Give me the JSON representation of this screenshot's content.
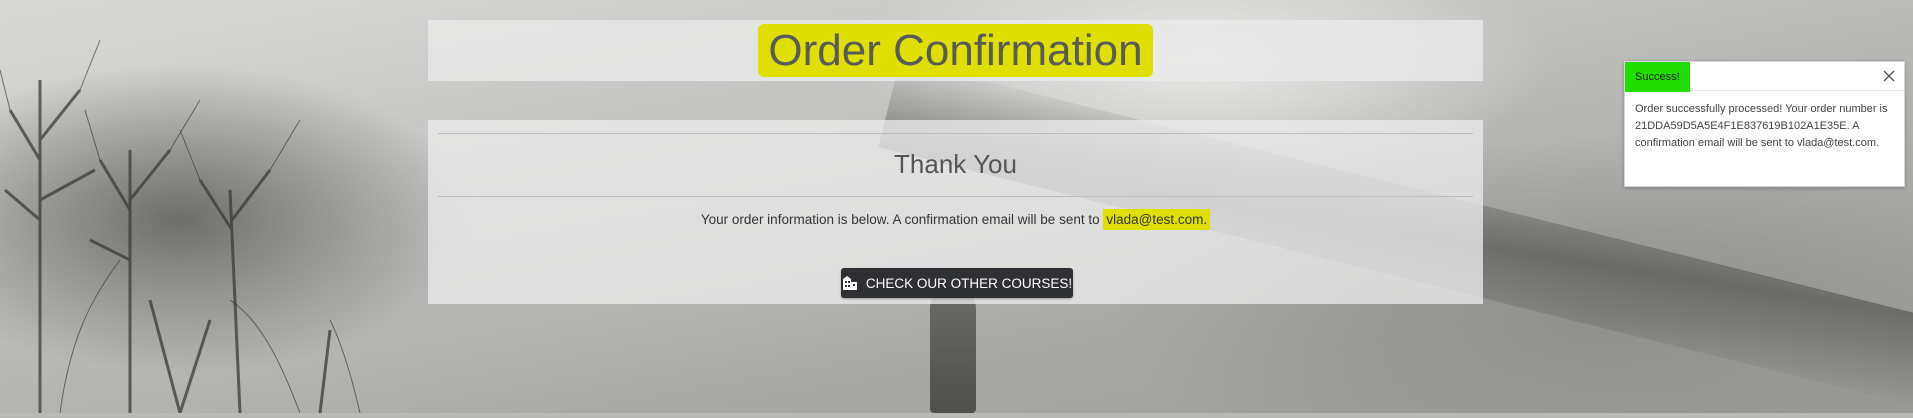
{
  "header": {
    "title": "Order Confirmation"
  },
  "card": {
    "heading": "Thank You",
    "info_prefix": "Your order information is below. A confirmation email will be sent to ",
    "email": "vlada@test.com.",
    "cta_label": "CHECK OUR OTHER COURSES!",
    "cta_icon": "building-icon"
  },
  "toast": {
    "title": "Success!",
    "message": "Order successfully processed! Your order number is 21DDA59D5A5E4F1E837619B102A1E35E. A confirmation email will be sent to vlada@test.com.",
    "close_icon": "close-icon"
  },
  "colors": {
    "highlight": "#dfe000",
    "success": "#22dd00",
    "button_bg": "#2e3034"
  }
}
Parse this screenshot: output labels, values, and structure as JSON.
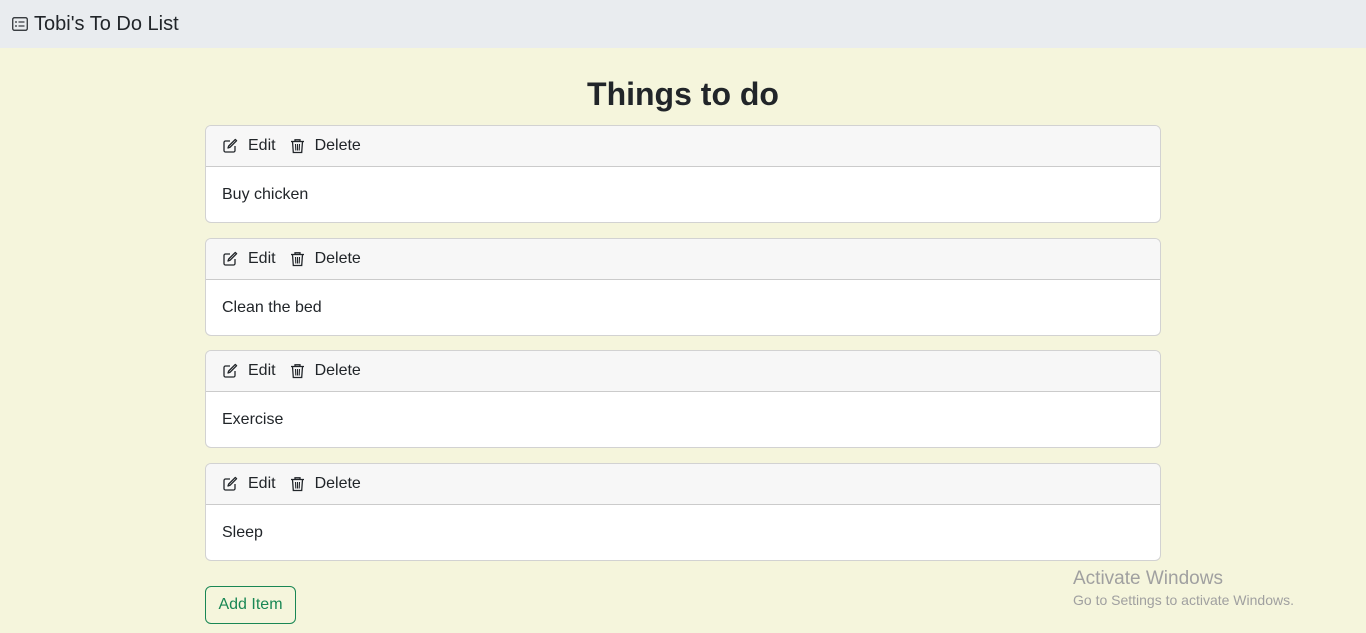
{
  "navbar": {
    "brand": "Tobi's To Do List"
  },
  "page": {
    "title": "Things to do"
  },
  "actions": {
    "edit_label": "Edit",
    "delete_label": "Delete"
  },
  "items": [
    {
      "text": "Buy chicken"
    },
    {
      "text": "Clean the bed"
    },
    {
      "text": "Exercise"
    },
    {
      "text": "Sleep"
    }
  ],
  "add_button": {
    "label": "Add Item"
  },
  "watermark": {
    "title": "Activate Windows",
    "subtitle": "Go to Settings to activate Windows."
  },
  "colors": {
    "background": "#f5f5dc",
    "navbar": "#e9ecef",
    "success": "#198754",
    "card_header": "#f7f7f7"
  },
  "icons": {
    "brand": "card-list-icon",
    "edit": "pencil-square-icon",
    "delete": "trash-icon"
  }
}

GIVEN PROBLEM: How many lines in the records hold the string "brand"? Reply with the number alone.

COMPLETED EXERCISE: 2